— Start PROVIDED INFORMATION —
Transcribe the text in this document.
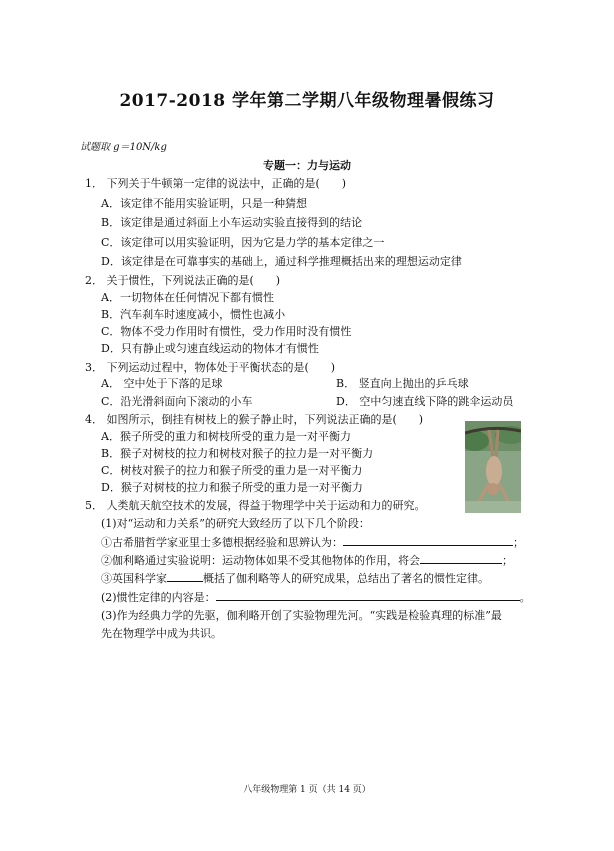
2017-2018 学年第二学期八年级物理暑假练习
试题取 g＝10N/kg
专题一：力与运动
1． 下列关于牛顿第一定律的说法中，正确的是(　　)
A．该定律不能用实验证明，只是一种猜想
B．该定律是通过斜面上小车运动实验直接得到的结论
C．该定律可以用实验证明，因为它是力学的基本定律之一
D．该定律是在可靠事实的基础上，通过科学推理概括出来的理想运动定律
2． 关于惯性，下列说法正确的是(　　)
A．一切物体在任何情况下都有惯性
B．汽车刹车时速度减小，惯性也减小
C．物体不受力作用时有惯性，受力作用时没有惯性
D．只有静止或匀速直线运动的物体才有惯性
3． 下列运动过程中，物体处于平衡状态的是(　　)
A． 空中处于下落的足球	B． 竖直向上抛出的乒乓球
C．沿光滑斜面向下滚动的小车	D． 空中匀速直线下降的跳伞运动员
4． 如图所示，倒挂有树枝上的猴子静止时，下列说法正确的是(　　)
A．猴子所受的重力和树枝所受的重力是一对平衡力
B．猴子对树枝的拉力和树枝对猴子的拉力是一对平衡力
C．树枝对猴子的拉力和猴子所受的重力是一对平衡力
D．猴子对树枝的拉力和猴子所受的重力是一对平衡力
5． 人类航天航空技术的发展，得益于物理学中关于运动和力的研究。
(1)对“运动和力关系”的研究大致经历了以下几个阶段：
①古希腊哲学家亚里士多德根据经验和思辨认为：	；
②伽利略通过实验说明：运动物体如果不受其他物体的作用，将会	；
③英国科学家	概括了伽利略等人的研究成果，总结出了著名的惯性定律。
(2)惯性定律的内容是：	。
(3)作为经典力学的先驱，伽利略开创了实验物理先河。“实践是检验真理的标准”最
先在物理学中成为共识。
八年级物理第 1 页（共 14 页）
— End PROVIDED INFORMATION —
▸ **GIVEN REQUEST**: Make an exact copy of all entries above, dropping the images.

▸ **RIGHT ANSWER**:
Transcribe the text in this document.
2017-2018 学年第二学期八年级物理暑假练习
试题取 g＝10N/kg
专题一：力与运动
1． 下列关于牛顿第一定律的说法中，正确的是(　　)
A．该定律不能用实验证明，只是一种猜想
B．该定律是通过斜面上小车运动实验直接得到的结论
C．该定律可以用实验证明，因为它是力学的基本定律之一
D．该定律是在可靠事实的基础上，通过科学推理概括出来的理想运动定律
2． 关于惯性，下列说法正确的是(　　)
A．一切物体在任何情况下都有惯性
B．汽车刹车时速度减小，惯性也减小
C．物体不受力作用时有惯性，受力作用时没有惯性
D．只有静止或匀速直线运动的物体才有惯性
3． 下列运动过程中，物体处于平衡状态的是(　　)
A． 空中处于下落的足球	B． 竖直向上抛出的乒乓球
C．沿光滑斜面向下滚动的小车	D． 空中匀速直线下降的跳伞运动员
4． 如图所示，倒挂有树枝上的猴子静止时，下列说法正确的是(　　)
A．猴子所受的重力和树枝所受的重力是一对平衡力
B．猴子对树枝的拉力和树枝对猴子的拉力是一对平衡力
C．树枝对猴子的拉力和猴子所受的重力是一对平衡力
D．猴子对树枝的拉力和猴子所受的重力是一对平衡力
5． 人类航天航空技术的发展，得益于物理学中关于运动和力的研究。
(1)对“运动和力关系”的研究大致经历了以下几个阶段：
①古希腊哲学家亚里士多德根据经验和思辨认为：	；
②伽利略通过实验说明：运动物体如果不受其他物体的作用，将会	；
③英国科学家	概括了伽利略等人的研究成果，总结出了著名的惯性定律。
(2)惯性定律的内容是：	。
(3)作为经典力学的先驱，伽利略开创了实验物理先河。“实践是检验真理的标准”最
先在物理学中成为共识。
八年级物理第 1 页（共 14 页）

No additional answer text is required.